■ Task requirements
Collect every line in the records below that contains the word "الموبايل".

Records
______

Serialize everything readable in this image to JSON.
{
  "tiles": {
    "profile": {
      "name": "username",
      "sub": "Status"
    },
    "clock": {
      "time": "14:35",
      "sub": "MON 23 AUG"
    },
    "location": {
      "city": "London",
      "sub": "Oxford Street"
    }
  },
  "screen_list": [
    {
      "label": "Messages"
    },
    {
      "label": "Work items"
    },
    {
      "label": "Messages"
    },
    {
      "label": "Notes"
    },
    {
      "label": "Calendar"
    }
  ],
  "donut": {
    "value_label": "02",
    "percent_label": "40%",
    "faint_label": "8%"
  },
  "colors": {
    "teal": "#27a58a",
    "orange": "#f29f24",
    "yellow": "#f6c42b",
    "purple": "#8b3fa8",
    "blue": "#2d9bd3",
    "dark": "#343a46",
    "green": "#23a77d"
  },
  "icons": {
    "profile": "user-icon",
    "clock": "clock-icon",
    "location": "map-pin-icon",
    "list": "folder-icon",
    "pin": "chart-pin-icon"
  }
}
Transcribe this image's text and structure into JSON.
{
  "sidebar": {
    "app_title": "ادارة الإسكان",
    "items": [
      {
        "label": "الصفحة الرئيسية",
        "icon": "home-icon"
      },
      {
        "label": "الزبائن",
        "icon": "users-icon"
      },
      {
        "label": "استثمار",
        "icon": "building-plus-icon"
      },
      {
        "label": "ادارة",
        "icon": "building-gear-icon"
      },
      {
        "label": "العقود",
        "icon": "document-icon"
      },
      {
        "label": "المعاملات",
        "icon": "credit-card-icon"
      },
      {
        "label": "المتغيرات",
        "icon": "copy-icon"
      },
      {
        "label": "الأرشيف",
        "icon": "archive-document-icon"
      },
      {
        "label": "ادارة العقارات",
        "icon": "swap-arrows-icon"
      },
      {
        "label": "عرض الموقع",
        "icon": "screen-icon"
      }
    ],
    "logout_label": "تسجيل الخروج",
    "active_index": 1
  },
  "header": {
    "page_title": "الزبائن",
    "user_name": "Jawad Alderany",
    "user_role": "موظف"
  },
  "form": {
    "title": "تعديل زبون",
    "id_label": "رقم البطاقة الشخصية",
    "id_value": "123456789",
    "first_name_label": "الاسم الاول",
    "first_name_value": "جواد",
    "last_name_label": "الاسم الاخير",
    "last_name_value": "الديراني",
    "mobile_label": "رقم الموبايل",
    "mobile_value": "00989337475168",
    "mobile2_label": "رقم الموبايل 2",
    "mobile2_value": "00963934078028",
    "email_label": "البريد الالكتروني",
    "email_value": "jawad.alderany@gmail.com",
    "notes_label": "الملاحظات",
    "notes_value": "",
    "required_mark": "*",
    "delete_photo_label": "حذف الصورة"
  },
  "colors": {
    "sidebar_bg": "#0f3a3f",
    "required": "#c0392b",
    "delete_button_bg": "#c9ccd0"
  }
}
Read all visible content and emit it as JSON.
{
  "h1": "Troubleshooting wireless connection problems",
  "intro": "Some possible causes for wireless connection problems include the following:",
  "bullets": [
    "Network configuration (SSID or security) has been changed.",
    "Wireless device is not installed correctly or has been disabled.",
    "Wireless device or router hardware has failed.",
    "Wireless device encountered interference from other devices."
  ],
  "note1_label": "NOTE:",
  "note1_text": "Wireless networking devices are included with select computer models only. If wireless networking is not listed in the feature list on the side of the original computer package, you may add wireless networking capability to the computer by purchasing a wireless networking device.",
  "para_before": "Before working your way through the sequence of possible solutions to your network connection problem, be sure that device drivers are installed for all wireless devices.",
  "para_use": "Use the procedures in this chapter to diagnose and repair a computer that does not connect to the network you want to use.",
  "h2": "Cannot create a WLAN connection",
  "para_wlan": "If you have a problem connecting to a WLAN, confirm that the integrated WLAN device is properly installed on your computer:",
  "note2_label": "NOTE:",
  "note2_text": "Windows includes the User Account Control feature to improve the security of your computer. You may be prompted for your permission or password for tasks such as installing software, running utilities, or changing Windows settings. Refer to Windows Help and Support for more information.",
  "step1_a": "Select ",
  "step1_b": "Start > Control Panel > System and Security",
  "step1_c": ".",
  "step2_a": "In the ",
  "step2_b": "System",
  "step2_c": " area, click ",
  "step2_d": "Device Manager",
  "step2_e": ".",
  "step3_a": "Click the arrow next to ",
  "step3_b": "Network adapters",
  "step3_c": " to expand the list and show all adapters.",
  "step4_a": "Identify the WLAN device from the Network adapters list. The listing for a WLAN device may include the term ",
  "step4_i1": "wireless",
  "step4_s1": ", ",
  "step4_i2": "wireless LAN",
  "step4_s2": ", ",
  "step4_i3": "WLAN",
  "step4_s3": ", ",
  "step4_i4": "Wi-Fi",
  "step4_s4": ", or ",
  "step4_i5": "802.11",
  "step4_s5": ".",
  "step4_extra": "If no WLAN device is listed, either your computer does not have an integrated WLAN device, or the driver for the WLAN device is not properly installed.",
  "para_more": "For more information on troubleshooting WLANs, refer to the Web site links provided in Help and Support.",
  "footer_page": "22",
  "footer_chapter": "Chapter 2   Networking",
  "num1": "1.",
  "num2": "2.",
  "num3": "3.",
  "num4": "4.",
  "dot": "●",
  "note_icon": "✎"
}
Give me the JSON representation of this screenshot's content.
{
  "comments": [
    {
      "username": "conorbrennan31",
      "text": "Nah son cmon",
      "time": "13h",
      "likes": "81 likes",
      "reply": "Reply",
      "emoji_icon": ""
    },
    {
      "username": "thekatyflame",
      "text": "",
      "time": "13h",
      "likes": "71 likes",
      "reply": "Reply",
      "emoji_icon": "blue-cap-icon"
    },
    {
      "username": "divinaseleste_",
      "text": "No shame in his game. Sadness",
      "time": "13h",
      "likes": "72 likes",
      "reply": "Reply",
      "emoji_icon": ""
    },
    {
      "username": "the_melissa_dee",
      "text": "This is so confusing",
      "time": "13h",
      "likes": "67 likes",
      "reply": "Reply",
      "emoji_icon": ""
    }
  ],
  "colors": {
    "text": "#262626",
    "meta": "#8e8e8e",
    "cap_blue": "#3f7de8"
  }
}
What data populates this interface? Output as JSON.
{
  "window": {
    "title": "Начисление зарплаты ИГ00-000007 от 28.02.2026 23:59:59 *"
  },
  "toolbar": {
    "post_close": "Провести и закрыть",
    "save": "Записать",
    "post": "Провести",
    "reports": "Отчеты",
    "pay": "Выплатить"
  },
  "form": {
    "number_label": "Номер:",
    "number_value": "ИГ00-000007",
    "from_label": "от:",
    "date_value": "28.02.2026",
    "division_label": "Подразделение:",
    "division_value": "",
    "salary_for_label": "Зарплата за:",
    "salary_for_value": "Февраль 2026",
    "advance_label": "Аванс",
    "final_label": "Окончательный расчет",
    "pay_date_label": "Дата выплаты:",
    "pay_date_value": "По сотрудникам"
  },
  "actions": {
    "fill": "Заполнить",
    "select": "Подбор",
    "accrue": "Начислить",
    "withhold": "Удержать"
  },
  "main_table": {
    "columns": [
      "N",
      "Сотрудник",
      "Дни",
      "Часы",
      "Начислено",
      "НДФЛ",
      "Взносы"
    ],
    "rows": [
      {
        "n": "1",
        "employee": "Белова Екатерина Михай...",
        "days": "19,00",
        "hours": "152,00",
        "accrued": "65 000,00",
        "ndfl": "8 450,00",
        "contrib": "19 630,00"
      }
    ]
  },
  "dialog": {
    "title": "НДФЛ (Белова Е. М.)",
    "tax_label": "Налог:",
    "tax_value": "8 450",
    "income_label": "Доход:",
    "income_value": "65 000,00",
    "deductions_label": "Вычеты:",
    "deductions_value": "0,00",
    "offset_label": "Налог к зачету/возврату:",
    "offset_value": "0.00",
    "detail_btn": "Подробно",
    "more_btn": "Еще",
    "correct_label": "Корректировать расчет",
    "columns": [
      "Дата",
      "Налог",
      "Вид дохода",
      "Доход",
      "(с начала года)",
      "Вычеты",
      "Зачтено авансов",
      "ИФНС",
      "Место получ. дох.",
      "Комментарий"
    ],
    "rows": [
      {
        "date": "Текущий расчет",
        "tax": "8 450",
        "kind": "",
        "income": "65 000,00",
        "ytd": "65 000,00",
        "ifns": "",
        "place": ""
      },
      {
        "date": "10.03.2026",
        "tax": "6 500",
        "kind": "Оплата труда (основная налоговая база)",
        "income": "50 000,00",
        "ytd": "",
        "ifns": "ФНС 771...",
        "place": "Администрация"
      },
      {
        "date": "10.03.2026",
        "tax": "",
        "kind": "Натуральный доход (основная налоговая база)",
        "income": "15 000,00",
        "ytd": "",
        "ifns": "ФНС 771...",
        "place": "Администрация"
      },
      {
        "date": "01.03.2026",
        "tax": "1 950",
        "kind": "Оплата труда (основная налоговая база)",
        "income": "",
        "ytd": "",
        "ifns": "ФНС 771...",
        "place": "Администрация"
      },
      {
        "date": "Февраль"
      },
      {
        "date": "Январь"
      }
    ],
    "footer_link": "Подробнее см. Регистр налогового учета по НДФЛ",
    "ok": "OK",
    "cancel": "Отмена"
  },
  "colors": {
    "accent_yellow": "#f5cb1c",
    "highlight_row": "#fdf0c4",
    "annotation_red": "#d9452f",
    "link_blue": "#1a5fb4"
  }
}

______

■ Solution
    "mobile_label": "رقم الموبايل",
    "mobile2_label": "رقم الموبايل 2",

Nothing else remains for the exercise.